ROWS:

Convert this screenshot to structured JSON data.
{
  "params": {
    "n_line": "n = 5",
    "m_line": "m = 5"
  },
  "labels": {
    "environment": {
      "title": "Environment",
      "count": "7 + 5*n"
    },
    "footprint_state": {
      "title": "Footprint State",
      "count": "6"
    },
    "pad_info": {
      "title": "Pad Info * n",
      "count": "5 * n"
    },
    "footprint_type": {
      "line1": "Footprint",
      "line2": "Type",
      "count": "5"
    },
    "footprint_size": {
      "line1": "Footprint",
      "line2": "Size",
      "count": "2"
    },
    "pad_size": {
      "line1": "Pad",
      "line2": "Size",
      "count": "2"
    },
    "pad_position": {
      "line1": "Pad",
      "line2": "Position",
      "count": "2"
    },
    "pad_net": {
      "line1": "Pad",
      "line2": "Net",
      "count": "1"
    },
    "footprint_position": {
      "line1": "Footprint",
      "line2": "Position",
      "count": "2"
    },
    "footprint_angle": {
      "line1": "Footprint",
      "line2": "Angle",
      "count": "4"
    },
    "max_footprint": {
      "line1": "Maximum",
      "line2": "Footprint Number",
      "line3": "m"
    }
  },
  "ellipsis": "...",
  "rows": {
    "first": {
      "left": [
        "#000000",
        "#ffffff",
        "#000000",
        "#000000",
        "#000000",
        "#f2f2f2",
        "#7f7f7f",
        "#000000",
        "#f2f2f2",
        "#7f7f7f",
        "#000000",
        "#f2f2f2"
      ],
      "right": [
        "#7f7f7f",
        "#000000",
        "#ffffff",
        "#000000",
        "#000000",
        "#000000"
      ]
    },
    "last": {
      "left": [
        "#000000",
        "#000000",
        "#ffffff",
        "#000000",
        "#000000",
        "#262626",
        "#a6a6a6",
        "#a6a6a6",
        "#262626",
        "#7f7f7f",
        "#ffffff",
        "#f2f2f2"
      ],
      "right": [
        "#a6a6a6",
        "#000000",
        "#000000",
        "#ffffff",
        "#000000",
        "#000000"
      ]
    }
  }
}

WRITTEN PROBLEM:
Your task is to retype all the records above with nothing left out.

OUTPUT OF THE TASK:
Convert this screenshot to structured JSON data.
{
  "params": {
    "n_line": "n = 5",
    "m_line": "m = 5"
  },
  "labels": {
    "environment": {
      "title": "Environment",
      "count": "7 + 5*n"
    },
    "footprint_state": {
      "title": "Footprint State",
      "count": "6"
    },
    "pad_info": {
      "title": "Pad Info * n",
      "count": "5 * n"
    },
    "footprint_type": {
      "line1": "Footprint",
      "line2": "Type",
      "count": "5"
    },
    "footprint_size": {
      "line1": "Footprint",
      "line2": "Size",
      "count": "2"
    },
    "pad_size": {
      "line1": "Pad",
      "line2": "Size",
      "count": "2"
    },
    "pad_position": {
      "line1": "Pad",
      "line2": "Position",
      "count": "2"
    },
    "pad_net": {
      "line1": "Pad",
      "line2": "Net",
      "count": "1"
    },
    "footprint_position": {
      "line1": "Footprint",
      "line2": "Position",
      "count": "2"
    },
    "footprint_angle": {
      "line1": "Footprint",
      "line2": "Angle",
      "count": "4"
    },
    "max_footprint": {
      "line1": "Maximum",
      "line2": "Footprint Number",
      "line3": "m"
    }
  },
  "ellipsis": "...",
  "rows": {
    "first": {
      "left": [
        "#000000",
        "#ffffff",
        "#000000",
        "#000000",
        "#000000",
        "#f2f2f2",
        "#7f7f7f",
        "#000000",
        "#f2f2f2",
        "#7f7f7f",
        "#000000",
        "#f2f2f2"
      ],
      "right": [
        "#7f7f7f",
        "#000000",
        "#ffffff",
        "#000000",
        "#000000",
        "#000000"
      ]
    },
    "last": {
      "left": [
        "#000000",
        "#000000",
        "#ffffff",
        "#000000",
        "#000000",
        "#262626",
        "#a6a6a6",
        "#a6a6a6",
        "#262626",
        "#7f7f7f",
        "#ffffff",
        "#f2f2f2"
      ],
      "right": [
        "#a6a6a6",
        "#000000",
        "#000000",
        "#ffffff",
        "#000000",
        "#000000"
      ]
    }
  }
}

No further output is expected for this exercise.